▸ **WORK TO COMPLETE**
Repeat, exactly and in full, the lines of the listing below, but without any pictures.

▸ **Stored data entries**
• • • • • • •

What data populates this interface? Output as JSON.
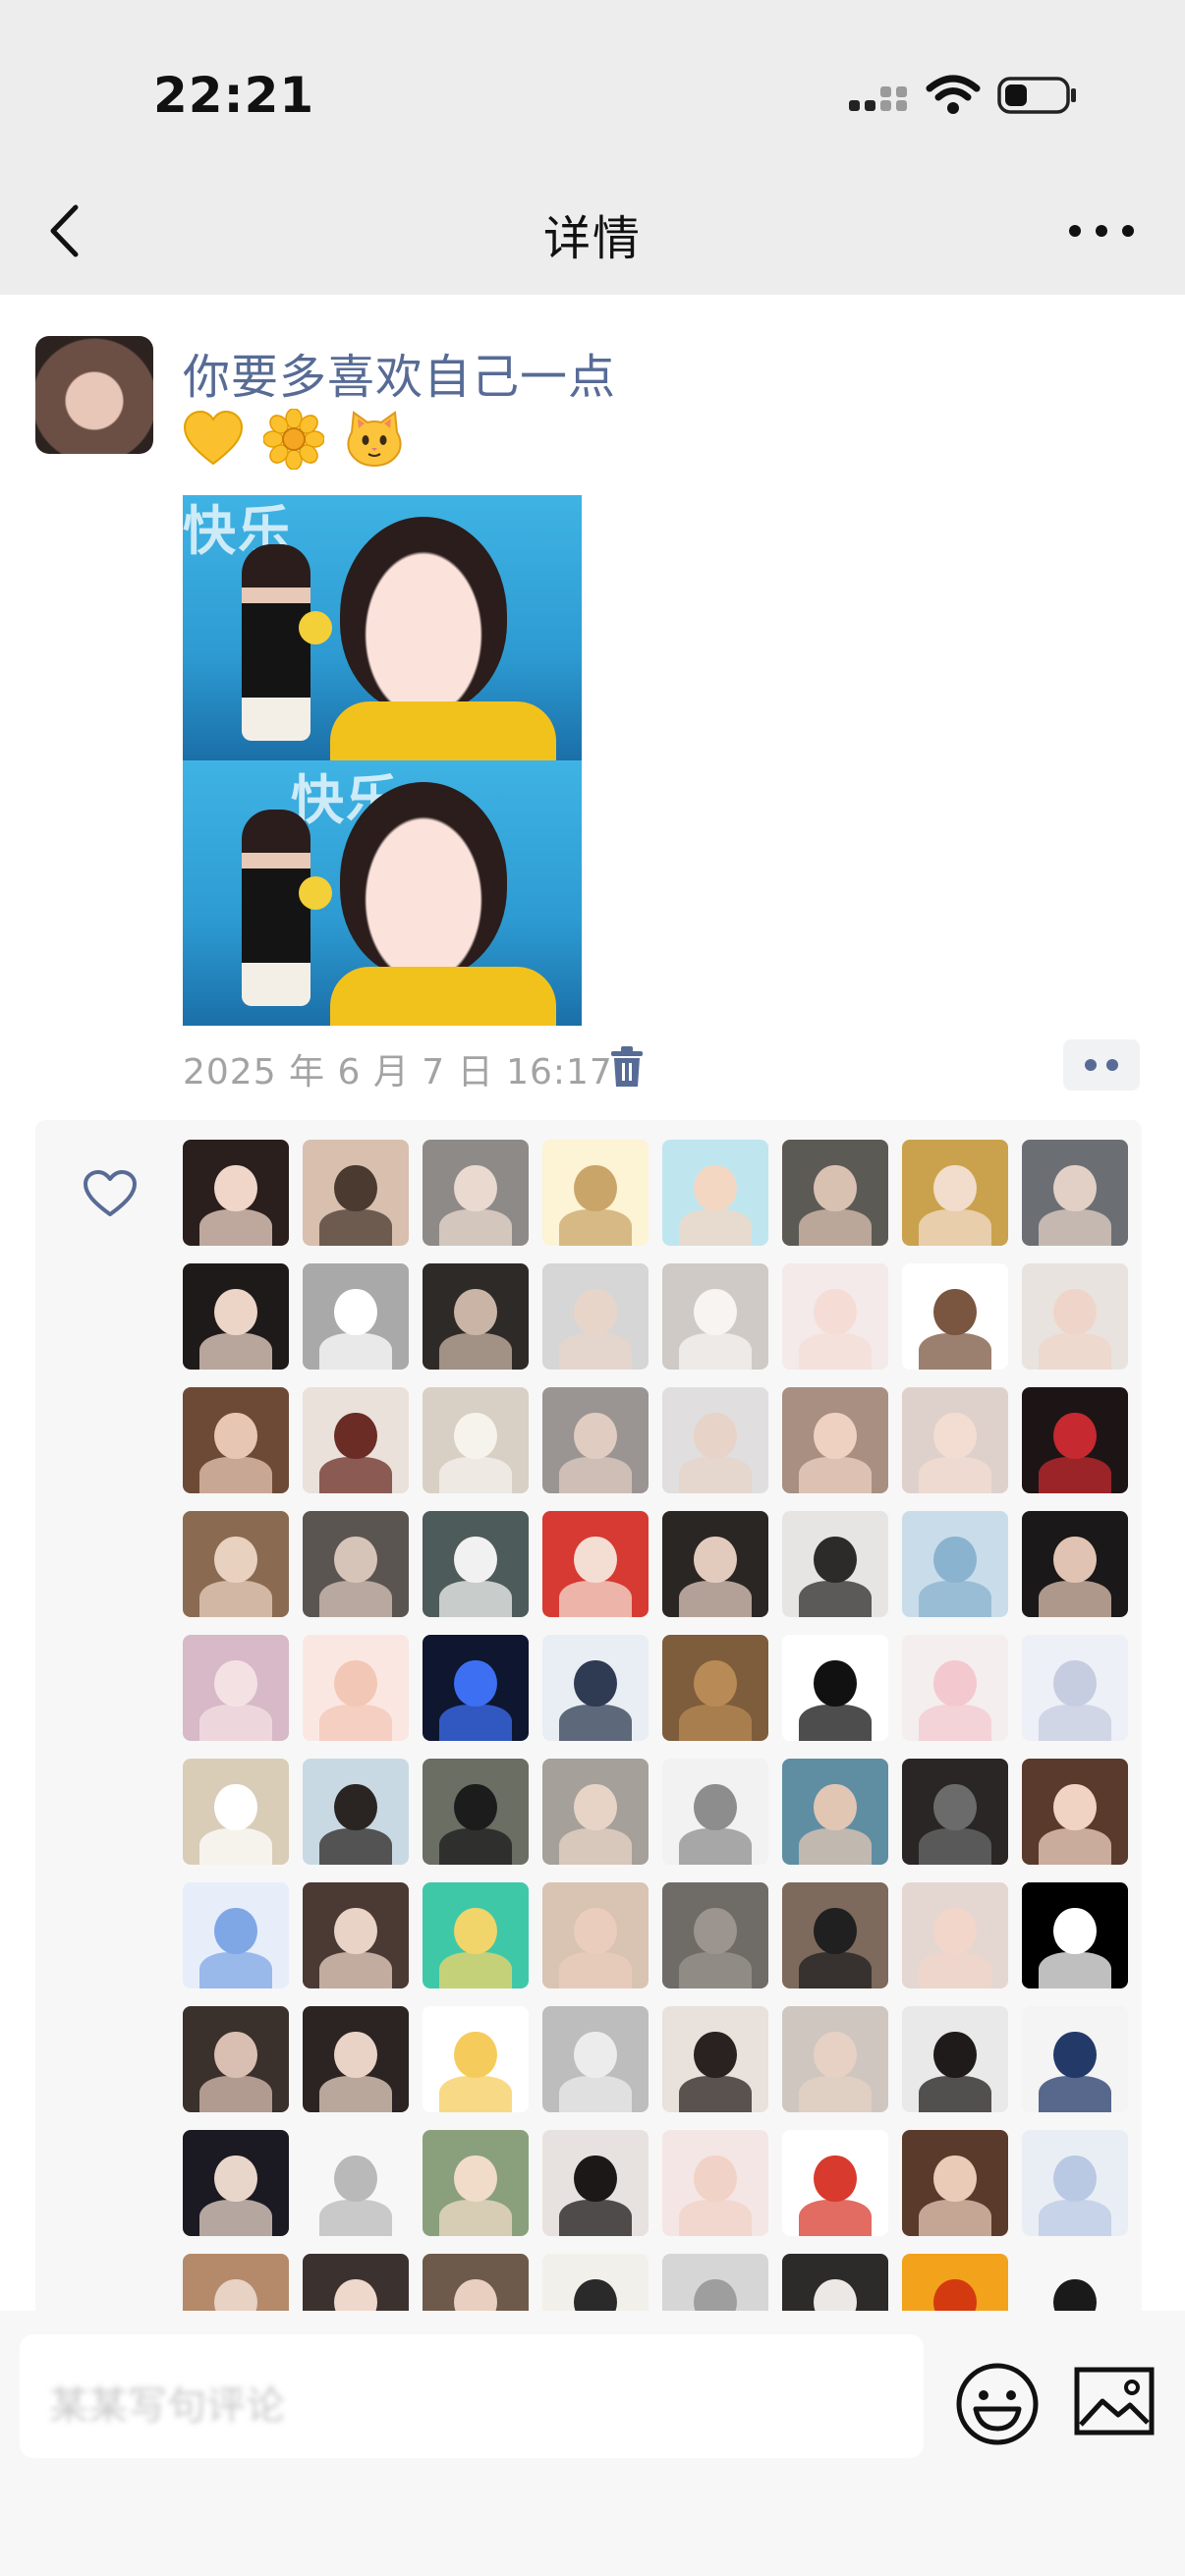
{
  "status_bar": {
    "time": "22:21"
  },
  "nav": {
    "title": "详情"
  },
  "post": {
    "author_name": "你要多喜欢自己一点",
    "emojis": [
      "yellow-heart",
      "sunflower",
      "cat-face"
    ],
    "image_sign_text": "快乐",
    "timestamp": "2025 年 6 月 7 日 16:17"
  },
  "likes": {
    "avatar_colors": [
      [
        "#2a1f1c",
        "#f0d6c8"
      ],
      [
        "#d8bfae",
        "#4a3a30"
      ],
      [
        "#8e8a88",
        "#e9d9cf"
      ],
      [
        "#fdf3d5",
        "#caa56a"
      ],
      [
        "#bfe6ef",
        "#f3d7c3"
      ],
      [
        "#5c5a55",
        "#d9c1b2"
      ],
      [
        "#caa24d",
        "#f2dccb"
      ],
      [
        "#6b6f73",
        "#e2d0c6"
      ],
      [
        "#1f1a1a",
        "#ecd4c7"
      ],
      [
        "#a9a9a9",
        "#ffffff"
      ],
      [
        "#2e2a27",
        "#c9b4a6"
      ],
      [
        "#d6d6d6",
        "#e8d5c9"
      ],
      [
        "#cfcac5",
        "#f7f4f1"
      ],
      [
        "#f3eae9",
        "#f5ddd6"
      ],
      [
        "#ffffff",
        "#7a5540"
      ],
      [
        "#e9e3df",
        "#efd5c9"
      ],
      [
        "#6d4a35",
        "#e7c7b4"
      ],
      [
        "#e9e1da",
        "#6b2c25"
      ],
      [
        "#d8d0c4",
        "#f6f2ec"
      ],
      [
        "#9a9592",
        "#e0ccc0"
      ],
      [
        "#e0dede",
        "#e7d3c8"
      ],
      [
        "#a88f82",
        "#efd1c1"
      ],
      [
        "#ded1cb",
        "#f3dcd1"
      ],
      [
        "#1d1515",
        "#c62930"
      ],
      [
        "#8a6b52",
        "#e9d1c0"
      ],
      [
        "#5b5552",
        "#d7c4b9"
      ],
      [
        "#4d5b5a",
        "#f1f1f1"
      ],
      [
        "#d63a32",
        "#f4ddd2"
      ],
      [
        "#2a2624",
        "#e2cbbd"
      ],
      [
        "#e7e5e3",
        "#2d2b2a"
      ],
      [
        "#c9dcea",
        "#8ab3cf"
      ],
      [
        "#1a1818",
        "#e0c3b2"
      ],
      [
        "#d7b9c8",
        "#f4e1e4"
      ],
      [
        "#fbe7e2",
        "#f3c7b5"
      ],
      [
        "#0e1630",
        "#3d6ff2"
      ],
      [
        "#e8eef3",
        "#2f3b52"
      ],
      [
        "#7d5d3c",
        "#b88a56"
      ],
      [
        "#ffffff",
        "#111111"
      ],
      [
        "#f4eeee",
        "#f3c9cf"
      ],
      [
        "#eef0f7",
        "#c7cde0"
      ],
      [
        "#d9cdb8",
        "#ffffff"
      ],
      [
        "#c9d9e3",
        "#2a2522"
      ],
      [
        "#6a6e63",
        "#1c1c1c"
      ],
      [
        "#a6a09a",
        "#e8d4c6"
      ],
      [
        "#f2f2f2",
        "#8d8d8d"
      ],
      [
        "#5f8ea3",
        "#e2c6b4"
      ],
      [
        "#2a2625",
        "#6b6b6b"
      ],
      [
        "#5a3a2d",
        "#f0d3c3"
      ],
      [
        "#e7eef9",
        "#7fa7e6"
      ],
      [
        "#4b3a33",
        "#e9d3c6"
      ],
      [
        "#3fc8a8",
        "#f1d46a"
      ],
      [
        "#d9c3b2",
        "#eacdbd"
      ],
      [
        "#6f6b67",
        "#9c958f"
      ],
      [
        "#7d6a5c",
        "#202020"
      ],
      [
        "#e4d7d2",
        "#f1d6c9"
      ],
      [
        "#000000",
        "#ffffff"
      ],
      [
        "#3a302c",
        "#d9bfb1"
      ],
      [
        "#2b2422",
        "#e9d3c6"
      ],
      [
        "#ffffff",
        "#f5cc5c"
      ],
      [
        "#bdbdbd",
        "#ececec"
      ],
      [
        "#e8e1dc",
        "#2a2220"
      ],
      [
        "#cfc6c0",
        "#e6d1c4"
      ],
      [
        "#e9e9e9",
        "#1f1b1b"
      ],
      [
        "#f4f4f4",
        "#233a69"
      ],
      [
        "#1b1a22",
        "#e9d6cb"
      ],
      [
        "#f7f7f7",
        "#b9b9b9"
      ],
      [
        "#8aa07c",
        "#f0dcc8"
      ],
      [
        "#e7e2df",
        "#1c1818"
      ],
      [
        "#f3e6e4",
        "#f0d2c6"
      ],
      [
        "#ffffff",
        "#d83a2d"
      ],
      [
        "#5a3b2b",
        "#e9cbb8"
      ],
      [
        "#e9eef5",
        "#b9c9e3"
      ],
      [
        "#b58a6a",
        "#e7d2c4"
      ],
      [
        "#3b3230",
        "#eed8cb"
      ],
      [
        "#6d5a4a",
        "#e9cfc0"
      ],
      [
        "#f2f0ea",
        "#2a2a2a"
      ],
      [
        "#d6d6d6",
        "#9e9e9e"
      ],
      [
        "#2d2a2a",
        "#ece8e6"
      ],
      [
        "#f2a21b",
        "#d43a0f"
      ],
      [
        "#f7f7f7",
        "#1a1a1a"
      ]
    ]
  },
  "composer": {
    "input_value": "某某写句评论"
  }
}
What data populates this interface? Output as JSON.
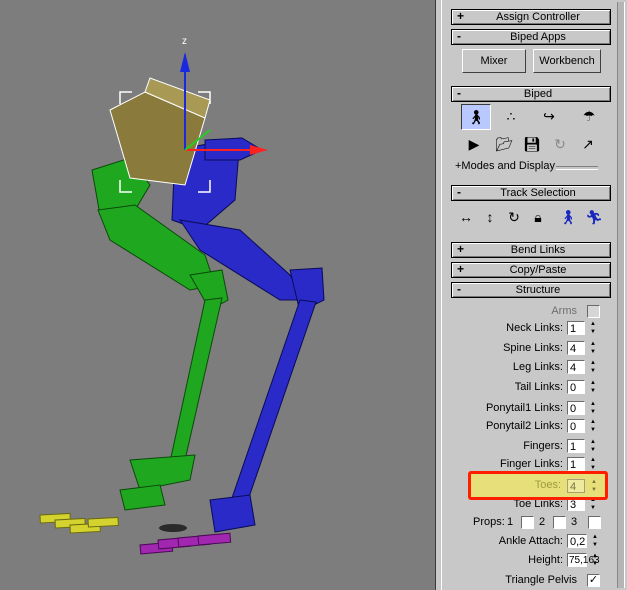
{
  "viewport": {
    "axis_z": "z",
    "colors": {
      "bg": "#7d7d7d",
      "right_leg": "#2a2ac8",
      "left_leg": "#1fa81f",
      "pelvis": "#8a7a3c",
      "toes_left": "#d3d22e",
      "toes_right": "#a126b0"
    }
  },
  "panel": {
    "assign_controller": {
      "sign": "+",
      "title": "Assign Controller"
    },
    "biped_apps": {
      "sign": "-",
      "title": "Biped Apps",
      "mixer": "Mixer",
      "workbench": "Workbench"
    },
    "biped": {
      "sign": "-",
      "title": "Biped",
      "modes_label": "+Modes and Display"
    },
    "track_selection": {
      "sign": "-",
      "title": "Track Selection"
    },
    "bend_links": {
      "sign": "+",
      "title": "Bend Links"
    },
    "copy_paste": {
      "sign": "+",
      "title": "Copy/Paste"
    },
    "structure": {
      "sign": "-",
      "title": "Structure",
      "arms": "Arms",
      "neck_links": {
        "label": "Neck Links:",
        "value": "1"
      },
      "spine_links": {
        "label": "Spine Links:",
        "value": "4"
      },
      "leg_links": {
        "label": "Leg Links:",
        "value": "4"
      },
      "tail_links": {
        "label": "Tail Links:",
        "value": "0"
      },
      "ponytail1_links": {
        "label": "Ponytail1 Links:",
        "value": "0"
      },
      "ponytail2_links": {
        "label": "Ponytail2 Links:",
        "value": "0"
      },
      "fingers": {
        "label": "Fingers:",
        "value": "1"
      },
      "finger_links": {
        "label": "Finger Links:",
        "value": "1"
      },
      "toes": {
        "label": "Toes:",
        "value": "4"
      },
      "toe_links": {
        "label": "Toe Links:",
        "value": "3"
      },
      "props": {
        "label": "Props:",
        "p1": "1",
        "p2": "2",
        "p3": "3"
      },
      "ankle_attach": {
        "label": "Ankle Attach:",
        "value": "0,2"
      },
      "height": {
        "label": "Height:",
        "value": "75,163"
      },
      "triangle_pelvis": {
        "label": "Triangle Pelvis",
        "checked": "✓"
      }
    }
  }
}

• • • • • • •

▸ **EXPECTED ANSWER**
What data populates this interface? Output as JSON.
{
  "status_bar": {
    "time": "22:21"
  },
  "nav": {
    "title": "详情"
  },
  "post": {
    "author_name": "你要多喜欢自己一点",
    "emojis": [
      "yellow-heart",
      "sunflower",
      "cat-face"
    ],
    "image_sign_text": "快乐",
    "timestamp": "2025 年 6 月 7 日 16:17"
  },
  "likes": {
    "avatar_colors": [
      [
        "#2a1f1c",
        "#f0d6c8"
      ],
      [
        "#d8bfae",
        "#4a3a30"
      ],
      [
        "#8e8a88",
        "#e9d9cf"
      ],
      [
        "#fdf3d5",
        "#caa56a"
      ],
      [
        "#bfe6ef",
        "#f3d7c3"
      ],
      [
        "#5c5a55",
        "#d9c1b2"
      ],
      [
        "#caa24d",
        "#f2dccb"
      ],
      [
        "#6b6f73",
        "#e2d0c6"
      ],
      [
        "#1f1a1a",
        "#ecd4c7"
      ],
      [
        "#a9a9a9",
        "#ffffff"
      ],
      [
        "#2e2a27",
        "#c9b4a6"
      ],
      [
        "#d6d6d6",
        "#e8d5c9"
      ],
      [
        "#cfcac5",
        "#f7f4f1"
      ],
      [
        "#f3eae9",
        "#f5ddd6"
      ],
      [
        "#ffffff",
        "#7a5540"
      ],
      [
        "#e9e3df",
        "#efd5c9"
      ],
      [
        "#6d4a35",
        "#e7c7b4"
      ],
      [
        "#e9e1da",
        "#6b2c25"
      ],
      [
        "#d8d0c4",
        "#f6f2ec"
      ],
      [
        "#9a9592",
        "#e0ccc0"
      ],
      [
        "#e0dede",
        "#e7d3c8"
      ],
      [
        "#a88f82",
        "#efd1c1"
      ],
      [
        "#ded1cb",
        "#f3dcd1"
      ],
      [
        "#1d1515",
        "#c62930"
      ],
      [
        "#8a6b52",
        "#e9d1c0"
      ],
      [
        "#5b5552",
        "#d7c4b9"
      ],
      [
        "#4d5b5a",
        "#f1f1f1"
      ],
      [
        "#d63a32",
        "#f4ddd2"
      ],
      [
        "#2a2624",
        "#e2cbbd"
      ],
      [
        "#e7e5e3",
        "#2d2b2a"
      ],
      [
        "#c9dcea",
        "#8ab3cf"
      ],
      [
        "#1a1818",
        "#e0c3b2"
      ],
      [
        "#d7b9c8",
        "#f4e1e4"
      ],
      [
        "#fbe7e2",
        "#f3c7b5"
      ],
      [
        "#0e1630",
        "#3d6ff2"
      ],
      [
        "#e8eef3",
        "#2f3b52"
      ],
      [
        "#7d5d3c",
        "#b88a56"
      ],
      [
        "#ffffff",
        "#111111"
      ],
      [
        "#f4eeee",
        "#f3c9cf"
      ],
      [
        "#eef0f7",
        "#c7cde0"
      ],
      [
        "#d9cdb8",
        "#ffffff"
      ],
      [
        "#c9d9e3",
        "#2a2522"
      ],
      [
        "#6a6e63",
        "#1c1c1c"
      ],
      [
        "#a6a09a",
        "#e8d4c6"
      ],
      [
        "#f2f2f2",
        "#8d8d8d"
      ],
      [
        "#5f8ea3",
        "#e2c6b4"
      ],
      [
        "#2a2625",
        "#6b6b6b"
      ],
      [
        "#5a3a2d",
        "#f0d3c3"
      ],
      [
        "#e7eef9",
        "#7fa7e6"
      ],
      [
        "#4b3a33",
        "#e9d3c6"
      ],
      [
        "#3fc8a8",
        "#f1d46a"
      ],
      [
        "#d9c3b2",
        "#eacdbd"
      ],
      [
        "#6f6b67",
        "#9c958f"
      ],
      [
        "#7d6a5c",
        "#202020"
      ],
      [
        "#e4d7d2",
        "#f1d6c9"
      ],
      [
        "#000000",
        "#ffffff"
      ],
      [
        "#3a302c",
        "#d9bfb1"
      ],
      [
        "#2b2422",
        "#e9d3c6"
      ],
      [
        "#ffffff",
        "#f5cc5c"
      ],
      [
        "#bdbdbd",
        "#ececec"
      ],
      [
        "#e8e1dc",
        "#2a2220"
      ],
      [
        "#cfc6c0",
        "#e6d1c4"
      ],
      [
        "#e9e9e9",
        "#1f1b1b"
      ],
      [
        "#f4f4f4",
        "#233a69"
      ],
      [
        "#1b1a22",
        "#e9d6cb"
      ],
      [
        "#f7f7f7",
        "#b9b9b9"
      ],
      [
        "#8aa07c",
        "#f0dcc8"
      ],
      [
        "#e7e2df",
        "#1c1818"
      ],
      [
        "#f3e6e4",
        "#f0d2c6"
      ],
      [
        "#ffffff",
        "#d83a2d"
      ],
      [
        "#5a3b2b",
        "#e9cbb8"
      ],
      [
        "#e9eef5",
        "#b9c9e3"
      ],
      [
        "#b58a6a",
        "#e7d2c4"
      ],
      [
        "#3b3230",
        "#eed8cb"
      ],
      [
        "#6d5a4a",
        "#e9cfc0"
      ],
      [
        "#f2f0ea",
        "#2a2a2a"
      ],
      [
        "#d6d6d6",
        "#9e9e9e"
      ],
      [
        "#2d2a2a",
        "#ece8e6"
      ],
      [
        "#f2a21b",
        "#d43a0f"
      ],
      [
        "#f7f7f7",
        "#1a1a1a"
      ]
    ]
  },
  "composer": {
    "input_value": "某某写句评论"
  }
}
What data populates this interface? Output as JSON.
{
  "viewport": {
    "axis_z": "z",
    "colors": {
      "bg": "#7d7d7d",
      "right_leg": "#2a2ac8",
      "left_leg": "#1fa81f",
      "pelvis": "#8a7a3c",
      "toes_left": "#d3d22e",
      "toes_right": "#a126b0"
    }
  },
  "panel": {
    "assign_controller": {
      "sign": "+",
      "title": "Assign Controller"
    },
    "biped_apps": {
      "sign": "-",
      "title": "Biped Apps",
      "mixer": "Mixer",
      "workbench": "Workbench"
    },
    "biped": {
      "sign": "-",
      "title": "Biped",
      "modes_label": "+Modes and Display"
    },
    "track_selection": {
      "sign": "-",
      "title": "Track Selection"
    },
    "bend_links": {
      "sign": "+",
      "title": "Bend Links"
    },
    "copy_paste": {
      "sign": "+",
      "title": "Copy/Paste"
    },
    "structure": {
      "sign": "-",
      "title": "Structure",
      "arms": "Arms",
      "neck_links": {
        "label": "Neck Links:",
        "value": "1"
      },
      "spine_links": {
        "label": "Spine Links:",
        "value": "4"
      },
      "leg_links": {
        "label": "Leg Links:",
        "value": "4"
      },
      "tail_links": {
        "label": "Tail Links:",
        "value": "0"
      },
      "ponytail1_links": {
        "label": "Ponytail1 Links:",
        "value": "0"
      },
      "ponytail2_links": {
        "label": "Ponytail2 Links:",
        "value": "0"
      },
      "fingers": {
        "label": "Fingers:",
        "value": "1"
      },
      "finger_links": {
        "label": "Finger Links:",
        "value": "1"
      },
      "toes": {
        "label": "Toes:",
        "value": "4"
      },
      "toe_links": {
        "label": "Toe Links:",
        "value": "3"
      },
      "props": {
        "label": "Props:",
        "p1": "1",
        "p2": "2",
        "p3": "3"
      },
      "ankle_attach": {
        "label": "Ankle Attach:",
        "value": "0,2"
      },
      "height": {
        "label": "Height:",
        "value": "75,163"
      },
      "triangle_pelvis": {
        "label": "Triangle Pelvis",
        "checked": "✓"
      }
    }
  }
}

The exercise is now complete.